-- START RECORDS --

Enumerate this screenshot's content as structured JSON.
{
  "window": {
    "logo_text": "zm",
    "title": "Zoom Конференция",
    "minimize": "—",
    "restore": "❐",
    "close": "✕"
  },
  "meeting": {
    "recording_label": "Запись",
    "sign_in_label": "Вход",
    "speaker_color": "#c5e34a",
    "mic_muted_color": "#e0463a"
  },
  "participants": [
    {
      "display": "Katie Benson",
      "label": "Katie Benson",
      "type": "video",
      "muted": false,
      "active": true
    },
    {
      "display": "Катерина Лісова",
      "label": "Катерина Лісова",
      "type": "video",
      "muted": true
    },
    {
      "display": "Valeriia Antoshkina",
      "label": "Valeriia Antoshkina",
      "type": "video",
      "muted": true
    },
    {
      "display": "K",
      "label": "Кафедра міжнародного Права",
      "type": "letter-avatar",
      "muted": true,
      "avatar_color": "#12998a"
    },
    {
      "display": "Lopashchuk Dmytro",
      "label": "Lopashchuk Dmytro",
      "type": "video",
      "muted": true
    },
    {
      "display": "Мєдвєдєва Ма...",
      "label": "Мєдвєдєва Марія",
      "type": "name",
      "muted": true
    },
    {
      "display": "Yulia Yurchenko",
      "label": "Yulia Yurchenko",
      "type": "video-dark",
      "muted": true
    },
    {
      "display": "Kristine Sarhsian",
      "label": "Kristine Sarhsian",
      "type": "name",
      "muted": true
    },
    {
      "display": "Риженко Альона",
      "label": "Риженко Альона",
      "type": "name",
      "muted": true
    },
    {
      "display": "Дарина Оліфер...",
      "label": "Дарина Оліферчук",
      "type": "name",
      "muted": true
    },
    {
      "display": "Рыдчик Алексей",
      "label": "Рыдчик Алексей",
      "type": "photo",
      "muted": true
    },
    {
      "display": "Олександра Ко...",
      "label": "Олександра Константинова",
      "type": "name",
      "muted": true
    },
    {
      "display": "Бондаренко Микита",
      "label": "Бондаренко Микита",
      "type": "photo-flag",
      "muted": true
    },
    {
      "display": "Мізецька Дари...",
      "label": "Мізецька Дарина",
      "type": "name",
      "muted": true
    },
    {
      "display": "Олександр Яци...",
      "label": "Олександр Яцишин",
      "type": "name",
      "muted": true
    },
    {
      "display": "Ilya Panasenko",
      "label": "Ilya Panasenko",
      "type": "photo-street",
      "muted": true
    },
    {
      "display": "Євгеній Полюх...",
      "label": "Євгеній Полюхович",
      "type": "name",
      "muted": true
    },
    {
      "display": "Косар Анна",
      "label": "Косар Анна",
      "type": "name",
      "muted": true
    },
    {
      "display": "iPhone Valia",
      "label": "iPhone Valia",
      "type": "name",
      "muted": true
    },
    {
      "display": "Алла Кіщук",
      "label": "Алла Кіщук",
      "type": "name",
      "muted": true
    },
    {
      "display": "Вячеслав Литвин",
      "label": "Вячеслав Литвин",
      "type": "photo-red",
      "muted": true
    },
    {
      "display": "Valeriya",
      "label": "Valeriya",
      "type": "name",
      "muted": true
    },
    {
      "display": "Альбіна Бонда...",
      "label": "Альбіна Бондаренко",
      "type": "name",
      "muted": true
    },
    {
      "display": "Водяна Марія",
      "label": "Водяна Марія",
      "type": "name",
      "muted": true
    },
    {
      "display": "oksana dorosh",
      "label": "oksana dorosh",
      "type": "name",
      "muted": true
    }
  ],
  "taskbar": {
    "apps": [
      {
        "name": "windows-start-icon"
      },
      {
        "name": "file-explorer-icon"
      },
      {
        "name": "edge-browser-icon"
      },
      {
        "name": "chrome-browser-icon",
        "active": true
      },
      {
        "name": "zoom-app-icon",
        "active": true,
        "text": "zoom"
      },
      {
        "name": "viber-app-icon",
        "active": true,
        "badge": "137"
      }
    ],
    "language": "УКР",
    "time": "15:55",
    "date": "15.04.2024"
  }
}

-- END RECORDS --

GOAL:
Identify the lines that hold the word "Альона". Copy every one of them.

REPLY:
      "display": "Риженко Альона",
      "label": "Риженко Альона",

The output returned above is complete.